* [Goal]: What follows is a set of records; repeat all of them exactly.

— START Entries provided —

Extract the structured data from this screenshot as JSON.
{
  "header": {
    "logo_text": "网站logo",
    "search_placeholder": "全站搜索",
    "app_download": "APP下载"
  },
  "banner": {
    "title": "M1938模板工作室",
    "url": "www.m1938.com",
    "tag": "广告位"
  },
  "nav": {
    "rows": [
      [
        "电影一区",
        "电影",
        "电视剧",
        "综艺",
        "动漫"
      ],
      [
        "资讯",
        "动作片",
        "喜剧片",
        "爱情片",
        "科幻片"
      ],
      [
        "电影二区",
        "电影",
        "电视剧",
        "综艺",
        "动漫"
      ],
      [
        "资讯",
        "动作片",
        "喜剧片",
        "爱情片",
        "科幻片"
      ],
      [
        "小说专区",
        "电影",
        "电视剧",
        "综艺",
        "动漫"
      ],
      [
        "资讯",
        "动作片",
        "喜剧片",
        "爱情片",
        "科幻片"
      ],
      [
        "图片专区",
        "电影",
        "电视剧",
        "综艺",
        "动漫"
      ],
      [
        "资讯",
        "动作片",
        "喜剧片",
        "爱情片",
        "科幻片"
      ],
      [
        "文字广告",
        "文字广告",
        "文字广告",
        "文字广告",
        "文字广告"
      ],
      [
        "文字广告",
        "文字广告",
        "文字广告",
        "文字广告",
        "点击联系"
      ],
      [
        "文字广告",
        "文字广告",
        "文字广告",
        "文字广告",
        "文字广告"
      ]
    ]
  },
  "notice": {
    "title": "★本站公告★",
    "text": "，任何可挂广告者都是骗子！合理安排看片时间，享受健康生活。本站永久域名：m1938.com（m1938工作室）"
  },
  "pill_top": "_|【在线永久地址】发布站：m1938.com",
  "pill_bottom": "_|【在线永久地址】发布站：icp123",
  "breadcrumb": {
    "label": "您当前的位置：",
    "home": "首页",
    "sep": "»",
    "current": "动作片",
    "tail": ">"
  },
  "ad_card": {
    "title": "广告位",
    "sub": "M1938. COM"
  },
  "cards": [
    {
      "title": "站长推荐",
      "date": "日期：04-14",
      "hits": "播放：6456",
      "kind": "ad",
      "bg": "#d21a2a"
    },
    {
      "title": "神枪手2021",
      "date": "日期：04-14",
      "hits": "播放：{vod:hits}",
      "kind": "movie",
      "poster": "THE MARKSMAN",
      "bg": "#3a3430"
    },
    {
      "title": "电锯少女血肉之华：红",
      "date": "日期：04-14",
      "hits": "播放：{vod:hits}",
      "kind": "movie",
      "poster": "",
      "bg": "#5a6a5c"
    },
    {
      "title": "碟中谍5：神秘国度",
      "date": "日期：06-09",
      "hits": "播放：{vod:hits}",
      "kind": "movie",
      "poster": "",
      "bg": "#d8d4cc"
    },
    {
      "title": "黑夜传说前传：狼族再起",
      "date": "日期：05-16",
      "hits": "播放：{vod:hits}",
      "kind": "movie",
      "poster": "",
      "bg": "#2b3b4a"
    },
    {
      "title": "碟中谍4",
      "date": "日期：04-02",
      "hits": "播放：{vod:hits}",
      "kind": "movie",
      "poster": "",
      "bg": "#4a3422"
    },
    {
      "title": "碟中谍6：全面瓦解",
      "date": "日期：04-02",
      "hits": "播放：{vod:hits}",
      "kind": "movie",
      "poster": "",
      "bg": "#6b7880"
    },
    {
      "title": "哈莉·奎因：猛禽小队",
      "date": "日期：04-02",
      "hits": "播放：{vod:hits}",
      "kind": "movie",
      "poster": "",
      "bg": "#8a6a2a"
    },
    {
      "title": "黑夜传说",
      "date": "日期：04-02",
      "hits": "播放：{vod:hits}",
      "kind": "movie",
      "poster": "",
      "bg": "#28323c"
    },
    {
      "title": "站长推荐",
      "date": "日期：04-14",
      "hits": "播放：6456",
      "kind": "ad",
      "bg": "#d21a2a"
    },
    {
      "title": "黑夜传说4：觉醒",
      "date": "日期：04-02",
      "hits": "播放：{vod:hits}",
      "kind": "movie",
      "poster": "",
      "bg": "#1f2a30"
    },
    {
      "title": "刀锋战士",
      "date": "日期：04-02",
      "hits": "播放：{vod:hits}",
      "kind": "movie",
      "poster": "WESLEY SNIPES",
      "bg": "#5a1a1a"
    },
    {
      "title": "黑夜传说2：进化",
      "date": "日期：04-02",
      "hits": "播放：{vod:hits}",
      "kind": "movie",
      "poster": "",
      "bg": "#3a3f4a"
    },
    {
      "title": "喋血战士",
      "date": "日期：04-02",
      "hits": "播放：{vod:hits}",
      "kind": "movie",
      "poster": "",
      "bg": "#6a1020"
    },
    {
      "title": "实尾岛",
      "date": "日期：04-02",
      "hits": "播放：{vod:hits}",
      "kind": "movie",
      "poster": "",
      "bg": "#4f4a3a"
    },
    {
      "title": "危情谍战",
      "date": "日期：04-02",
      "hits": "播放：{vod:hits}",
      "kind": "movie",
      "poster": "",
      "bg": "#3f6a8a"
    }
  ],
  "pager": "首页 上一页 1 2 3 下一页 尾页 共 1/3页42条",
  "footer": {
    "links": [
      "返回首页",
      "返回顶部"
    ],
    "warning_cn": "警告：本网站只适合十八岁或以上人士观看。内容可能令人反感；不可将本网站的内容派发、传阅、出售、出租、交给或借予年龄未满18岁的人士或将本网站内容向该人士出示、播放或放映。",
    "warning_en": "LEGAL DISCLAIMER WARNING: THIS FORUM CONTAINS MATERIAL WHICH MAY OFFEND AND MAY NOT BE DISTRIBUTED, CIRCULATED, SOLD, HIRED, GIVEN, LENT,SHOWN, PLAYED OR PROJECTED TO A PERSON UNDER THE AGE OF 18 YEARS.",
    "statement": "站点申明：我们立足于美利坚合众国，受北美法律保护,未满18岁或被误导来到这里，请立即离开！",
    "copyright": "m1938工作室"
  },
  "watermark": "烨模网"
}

— END Entries provided —

* [Answer for this exercise]:
Extract the structured data from this screenshot as JSON.
{
  "header": {
    "logo_text": "网站logo",
    "search_placeholder": "全站搜索",
    "app_download": "APP下载"
  },
  "banner": {
    "title": "M1938模板工作室",
    "url": "www.m1938.com",
    "tag": "广告位"
  },
  "nav": {
    "rows": [
      [
        "电影一区",
        "电影",
        "电视剧",
        "综艺",
        "动漫"
      ],
      [
        "资讯",
        "动作片",
        "喜剧片",
        "爱情片",
        "科幻片"
      ],
      [
        "电影二区",
        "电影",
        "电视剧",
        "综艺",
        "动漫"
      ],
      [
        "资讯",
        "动作片",
        "喜剧片",
        "爱情片",
        "科幻片"
      ],
      [
        "小说专区",
        "电影",
        "电视剧",
        "综艺",
        "动漫"
      ],
      [
        "资讯",
        "动作片",
        "喜剧片",
        "爱情片",
        "科幻片"
      ],
      [
        "图片专区",
        "电影",
        "电视剧",
        "综艺",
        "动漫"
      ],
      [
        "资讯",
        "动作片",
        "喜剧片",
        "爱情片",
        "科幻片"
      ],
      [
        "文字广告",
        "文字广告",
        "文字广告",
        "文字广告",
        "文字广告"
      ],
      [
        "文字广告",
        "文字广告",
        "文字广告",
        "文字广告",
        "点击联系"
      ],
      [
        "文字广告",
        "文字广告",
        "文字广告",
        "文字广告",
        "文字广告"
      ]
    ]
  },
  "notice": {
    "title": "★本站公告★",
    "text": "，任何可挂广告者都是骗子！合理安排看片时间，享受健康生活。本站永久域名：m1938.com（m1938工作室）"
  },
  "pill_top": "_|【在线永久地址】发布站：m1938.com",
  "pill_bottom": "_|【在线永久地址】发布站：icp123",
  "breadcrumb": {
    "label": "您当前的位置：",
    "home": "首页",
    "sep": "»",
    "current": "动作片",
    "tail": ">"
  },
  "ad_card": {
    "title": "广告位",
    "sub": "M1938. COM"
  },
  "cards": [
    {
      "title": "站长推荐",
      "date": "日期：04-14",
      "hits": "播放：6456",
      "kind": "ad",
      "bg": "#d21a2a"
    },
    {
      "title": "神枪手2021",
      "date": "日期：04-14",
      "hits": "播放：{vod:hits}",
      "kind": "movie",
      "poster": "THE MARKSMAN",
      "bg": "#3a3430"
    },
    {
      "title": "电锯少女血肉之华：红",
      "date": "日期：04-14",
      "hits": "播放：{vod:hits}",
      "kind": "movie",
      "poster": "",
      "bg": "#5a6a5c"
    },
    {
      "title": "碟中谍5：神秘国度",
      "date": "日期：06-09",
      "hits": "播放：{vod:hits}",
      "kind": "movie",
      "poster": "",
      "bg": "#d8d4cc"
    },
    {
      "title": "黑夜传说前传：狼族再起",
      "date": "日期：05-16",
      "hits": "播放：{vod:hits}",
      "kind": "movie",
      "poster": "",
      "bg": "#2b3b4a"
    },
    {
      "title": "碟中谍4",
      "date": "日期：04-02",
      "hits": "播放：{vod:hits}",
      "kind": "movie",
      "poster": "",
      "bg": "#4a3422"
    },
    {
      "title": "碟中谍6：全面瓦解",
      "date": "日期：04-02",
      "hits": "播放：{vod:hits}",
      "kind": "movie",
      "poster": "",
      "bg": "#6b7880"
    },
    {
      "title": "哈莉·奎因：猛禽小队",
      "date": "日期：04-02",
      "hits": "播放：{vod:hits}",
      "kind": "movie",
      "poster": "",
      "bg": "#8a6a2a"
    },
    {
      "title": "黑夜传说",
      "date": "日期：04-02",
      "hits": "播放：{vod:hits}",
      "kind": "movie",
      "poster": "",
      "bg": "#28323c"
    },
    {
      "title": "站长推荐",
      "date": "日期：04-14",
      "hits": "播放：6456",
      "kind": "ad",
      "bg": "#d21a2a"
    },
    {
      "title": "黑夜传说4：觉醒",
      "date": "日期：04-02",
      "hits": "播放：{vod:hits}",
      "kind": "movie",
      "poster": "",
      "bg": "#1f2a30"
    },
    {
      "title": "刀锋战士",
      "date": "日期：04-02",
      "hits": "播放：{vod:hits}",
      "kind": "movie",
      "poster": "WESLEY SNIPES",
      "bg": "#5a1a1a"
    },
    {
      "title": "黑夜传说2：进化",
      "date": "日期：04-02",
      "hits": "播放：{vod:hits}",
      "kind": "movie",
      "poster": "",
      "bg": "#3a3f4a"
    },
    {
      "title": "喋血战士",
      "date": "日期：04-02",
      "hits": "播放：{vod:hits}",
      "kind": "movie",
      "poster": "",
      "bg": "#6a1020"
    },
    {
      "title": "实尾岛",
      "date": "日期：04-02",
      "hits": "播放：{vod:hits}",
      "kind": "movie",
      "poster": "",
      "bg": "#4f4a3a"
    },
    {
      "title": "危情谍战",
      "date": "日期：04-02",
      "hits": "播放：{vod:hits}",
      "kind": "movie",
      "poster": "",
      "bg": "#3f6a8a"
    }
  ],
  "pager": "首页 上一页 1 2 3 下一页 尾页 共 1/3页42条",
  "footer": {
    "links": [
      "返回首页",
      "返回顶部"
    ],
    "warning_cn": "警告：本网站只适合十八岁或以上人士观看。内容可能令人反感；不可将本网站的内容派发、传阅、出售、出租、交给或借予年龄未满18岁的人士或将本网站内容向该人士出示、播放或放映。",
    "warning_en": "LEGAL DISCLAIMER WARNING: THIS FORUM CONTAINS MATERIAL WHICH MAY OFFEND AND MAY NOT BE DISTRIBUTED, CIRCULATED, SOLD, HIRED, GIVEN, LENT,SHOWN, PLAYED OR PROJECTED TO A PERSON UNDER THE AGE OF 18 YEARS.",
    "statement": "站点申明：我们立足于美利坚合众国，受北美法律保护,未满18岁或被误导来到这里，请立即离开！",
    "copyright": "m1938工作室"
  },
  "watermark": "烨模网"
}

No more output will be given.